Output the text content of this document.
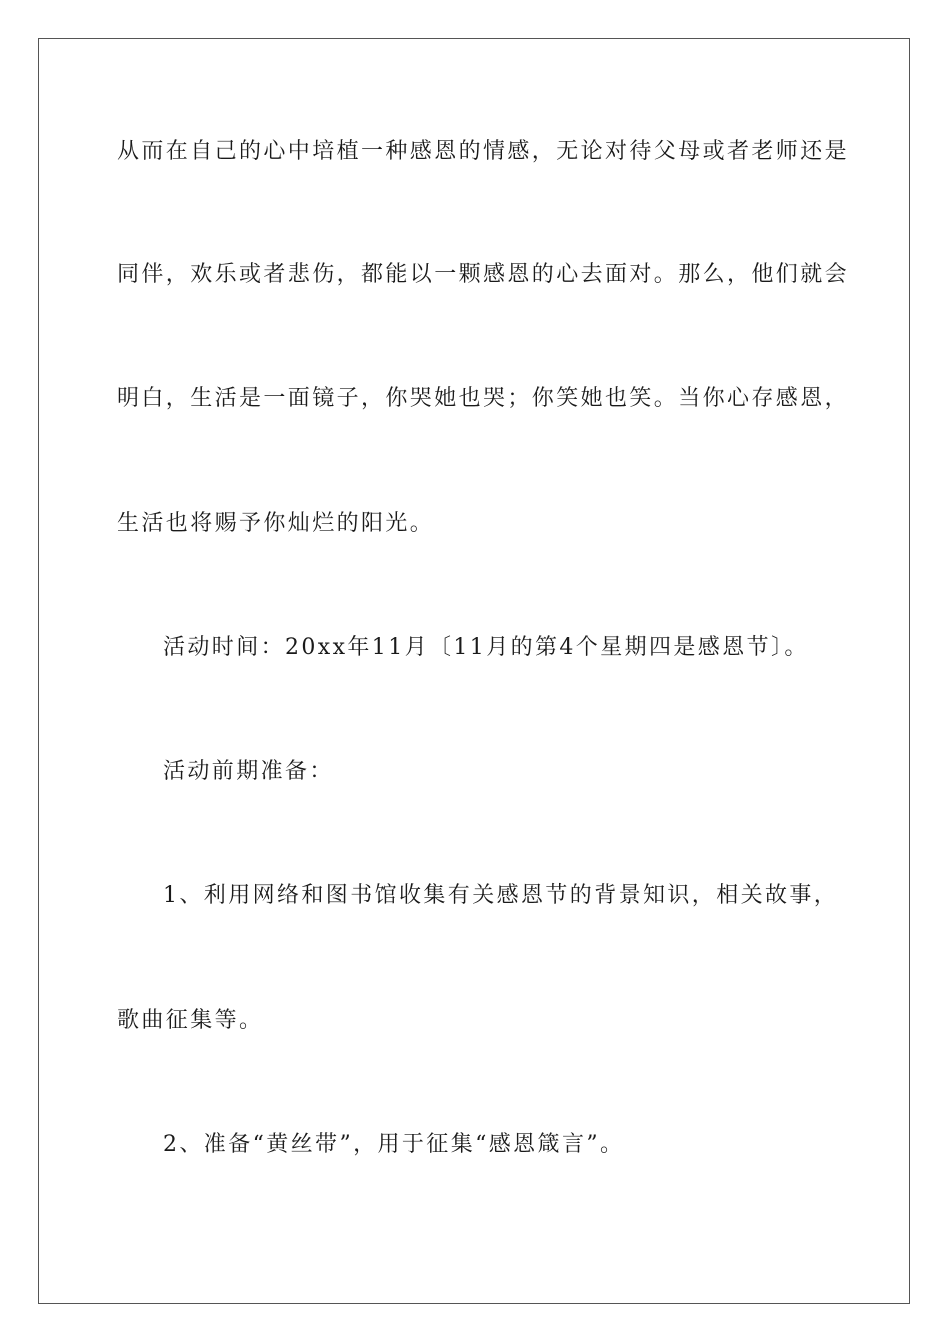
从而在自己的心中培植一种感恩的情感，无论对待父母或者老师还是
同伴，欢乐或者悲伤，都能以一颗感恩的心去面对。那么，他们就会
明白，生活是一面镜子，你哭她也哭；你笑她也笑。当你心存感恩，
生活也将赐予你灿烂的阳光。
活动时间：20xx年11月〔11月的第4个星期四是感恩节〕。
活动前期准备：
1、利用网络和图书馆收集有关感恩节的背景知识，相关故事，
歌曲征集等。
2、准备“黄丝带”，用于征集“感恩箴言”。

--

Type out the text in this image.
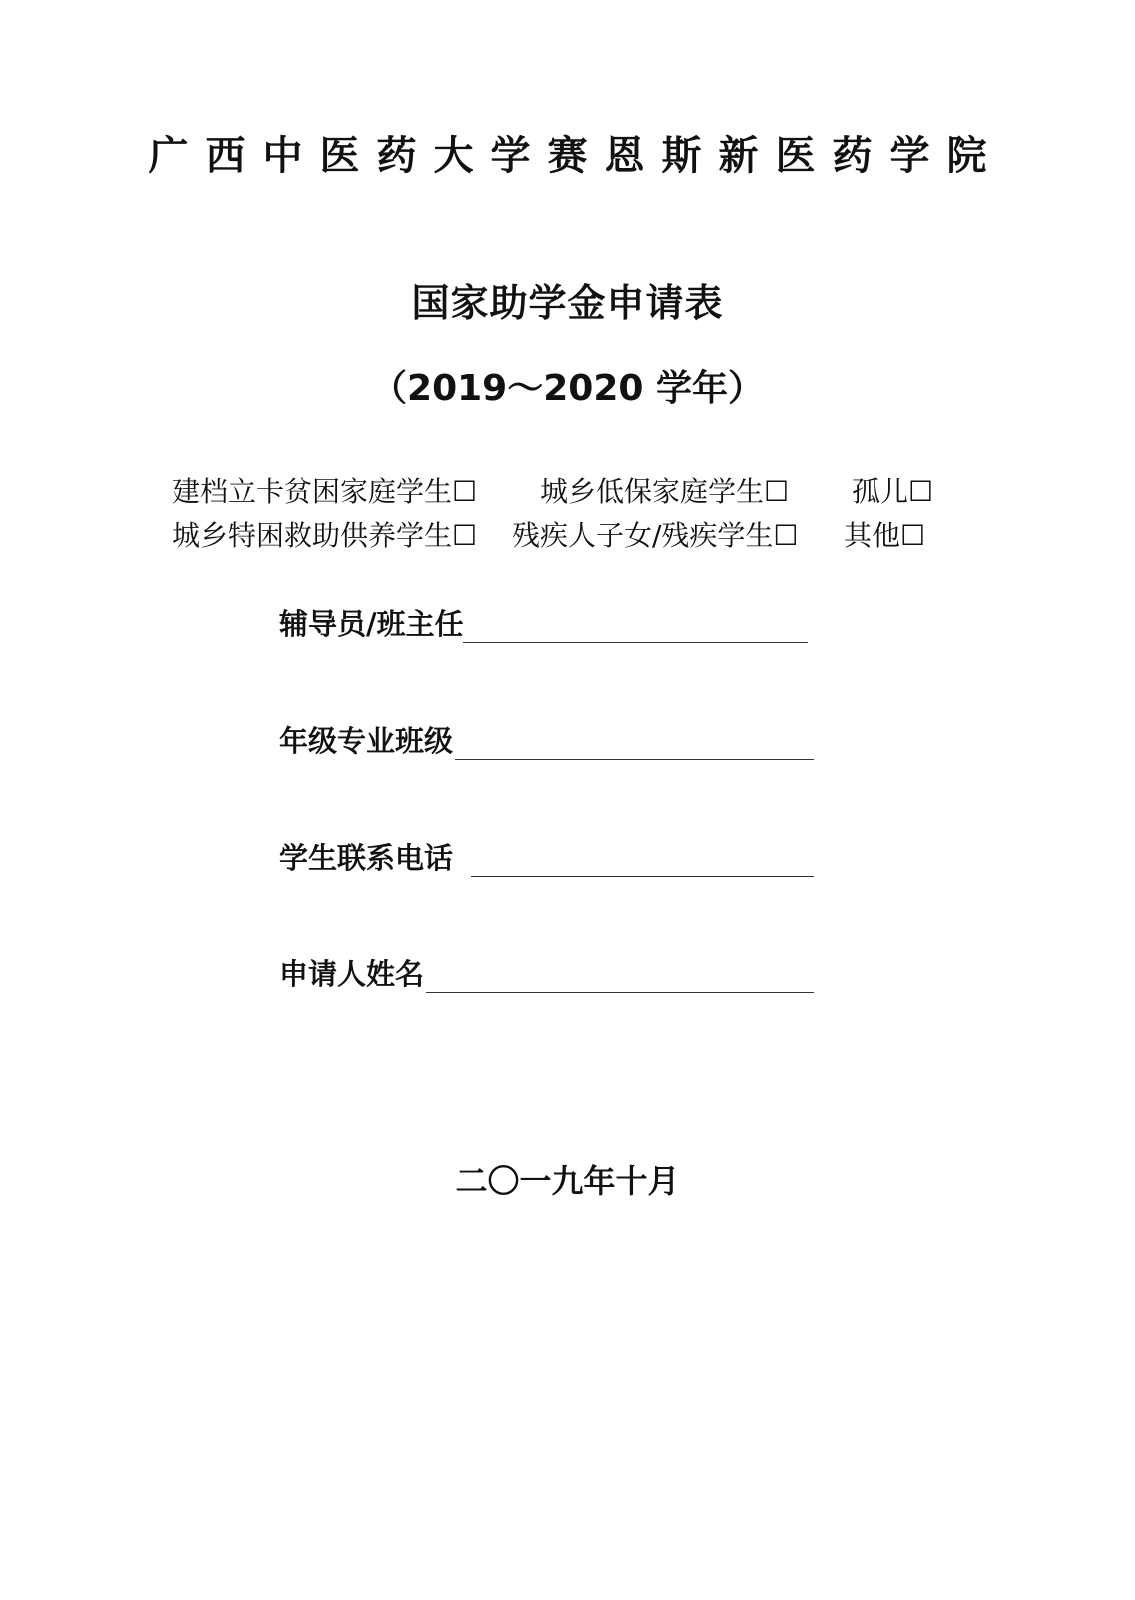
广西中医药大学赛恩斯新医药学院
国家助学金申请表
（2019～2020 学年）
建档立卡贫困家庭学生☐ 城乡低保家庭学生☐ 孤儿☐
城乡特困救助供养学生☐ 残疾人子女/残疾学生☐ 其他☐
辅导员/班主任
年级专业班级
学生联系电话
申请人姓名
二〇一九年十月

The problem: Say how many lines of the data include the word "this". Respond with the number alone.

Result: 2